** What you are asked to do **
Retype each record shown below, leaving every character as it is.

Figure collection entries
#####

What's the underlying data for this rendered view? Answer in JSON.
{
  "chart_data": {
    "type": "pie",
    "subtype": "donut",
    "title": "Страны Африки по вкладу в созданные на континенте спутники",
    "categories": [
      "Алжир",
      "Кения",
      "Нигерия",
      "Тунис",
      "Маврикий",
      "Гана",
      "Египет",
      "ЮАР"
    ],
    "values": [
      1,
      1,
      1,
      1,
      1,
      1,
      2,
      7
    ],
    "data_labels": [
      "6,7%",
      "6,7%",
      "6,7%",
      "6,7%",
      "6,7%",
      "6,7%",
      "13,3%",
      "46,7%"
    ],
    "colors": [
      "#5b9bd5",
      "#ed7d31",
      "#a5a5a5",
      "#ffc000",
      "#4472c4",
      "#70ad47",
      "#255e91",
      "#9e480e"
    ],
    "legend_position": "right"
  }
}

#####

** Result for this task **
What's the underlying data for this rendered view? Answer in JSON.
{
  "chart_data": {
    "type": "pie",
    "subtype": "donut",
    "title": "Страны Африки по вкладу в созданные на континенте спутники",
    "categories": [
      "Алжир",
      "Кения",
      "Нигерия",
      "Тунис",
      "Маврикий",
      "Гана",
      "Египет",
      "ЮАР"
    ],
    "values": [
      1,
      1,
      1,
      1,
      1,
      1,
      2,
      7
    ],
    "data_labels": [
      "6,7%",
      "6,7%",
      "6,7%",
      "6,7%",
      "6,7%",
      "6,7%",
      "13,3%",
      "46,7%"
    ],
    "colors": [
      "#5b9bd5",
      "#ed7d31",
      "#a5a5a5",
      "#ffc000",
      "#4472c4",
      "#70ad47",
      "#255e91",
      "#9e480e"
    ],
    "legend_position": "right"
  }
}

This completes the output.